Write out the data again in full, exactly as it reads.

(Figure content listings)
= = = = = = =

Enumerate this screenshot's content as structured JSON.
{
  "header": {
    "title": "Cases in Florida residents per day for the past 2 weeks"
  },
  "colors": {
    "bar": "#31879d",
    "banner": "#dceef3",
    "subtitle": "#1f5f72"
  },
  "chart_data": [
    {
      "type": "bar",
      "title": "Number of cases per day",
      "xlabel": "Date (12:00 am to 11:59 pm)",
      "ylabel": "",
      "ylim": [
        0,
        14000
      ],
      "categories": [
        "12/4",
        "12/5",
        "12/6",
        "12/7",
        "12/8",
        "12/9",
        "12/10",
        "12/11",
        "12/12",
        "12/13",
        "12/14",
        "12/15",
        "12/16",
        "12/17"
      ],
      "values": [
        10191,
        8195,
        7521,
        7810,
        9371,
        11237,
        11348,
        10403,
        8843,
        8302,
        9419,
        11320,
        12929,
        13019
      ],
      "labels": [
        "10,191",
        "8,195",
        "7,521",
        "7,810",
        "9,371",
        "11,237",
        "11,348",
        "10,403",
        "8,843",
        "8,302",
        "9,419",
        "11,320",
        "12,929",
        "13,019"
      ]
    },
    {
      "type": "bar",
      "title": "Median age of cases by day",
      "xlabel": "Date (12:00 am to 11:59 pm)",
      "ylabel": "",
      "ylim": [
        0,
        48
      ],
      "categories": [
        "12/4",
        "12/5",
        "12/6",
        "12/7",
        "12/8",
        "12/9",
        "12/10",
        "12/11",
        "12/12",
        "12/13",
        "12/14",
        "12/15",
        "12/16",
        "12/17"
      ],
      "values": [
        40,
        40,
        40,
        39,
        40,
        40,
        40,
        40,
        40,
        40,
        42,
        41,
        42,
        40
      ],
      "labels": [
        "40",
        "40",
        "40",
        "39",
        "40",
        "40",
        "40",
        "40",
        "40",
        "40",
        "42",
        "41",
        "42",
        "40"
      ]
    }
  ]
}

= = = = = = =

▸ **COMPLETED EXERCISE**:
Enumerate this screenshot's content as structured JSON.
{
  "header": {
    "title": "Cases in Florida residents per day for the past 2 weeks"
  },
  "colors": {
    "bar": "#31879d",
    "banner": "#dceef3",
    "subtitle": "#1f5f72"
  },
  "chart_data": [
    {
      "type": "bar",
      "title": "Number of cases per day",
      "xlabel": "Date (12:00 am to 11:59 pm)",
      "ylabel": "",
      "ylim": [
        0,
        14000
      ],
      "categories": [
        "12/4",
        "12/5",
        "12/6",
        "12/7",
        "12/8",
        "12/9",
        "12/10",
        "12/11",
        "12/12",
        "12/13",
        "12/14",
        "12/15",
        "12/16",
        "12/17"
      ],
      "values": [
        10191,
        8195,
        7521,
        7810,
        9371,
        11237,
        11348,
        10403,
        8843,
        8302,
        9419,
        11320,
        12929,
        13019
      ],
      "labels": [
        "10,191",
        "8,195",
        "7,521",
        "7,810",
        "9,371",
        "11,237",
        "11,348",
        "10,403",
        "8,843",
        "8,302",
        "9,419",
        "11,320",
        "12,929",
        "13,019"
      ]
    },
    {
      "type": "bar",
      "title": "Median age of cases by day",
      "xlabel": "Date (12:00 am to 11:59 pm)",
      "ylabel": "",
      "ylim": [
        0,
        48
      ],
      "categories": [
        "12/4",
        "12/5",
        "12/6",
        "12/7",
        "12/8",
        "12/9",
        "12/10",
        "12/11",
        "12/12",
        "12/13",
        "12/14",
        "12/15",
        "12/16",
        "12/17"
      ],
      "values": [
        40,
        40,
        40,
        39,
        40,
        40,
        40,
        40,
        40,
        40,
        42,
        41,
        42,
        40
      ],
      "labels": [
        "40",
        "40",
        "40",
        "39",
        "40",
        "40",
        "40",
        "40",
        "40",
        "40",
        "42",
        "41",
        "42",
        "40"
      ]
    }
  ]
}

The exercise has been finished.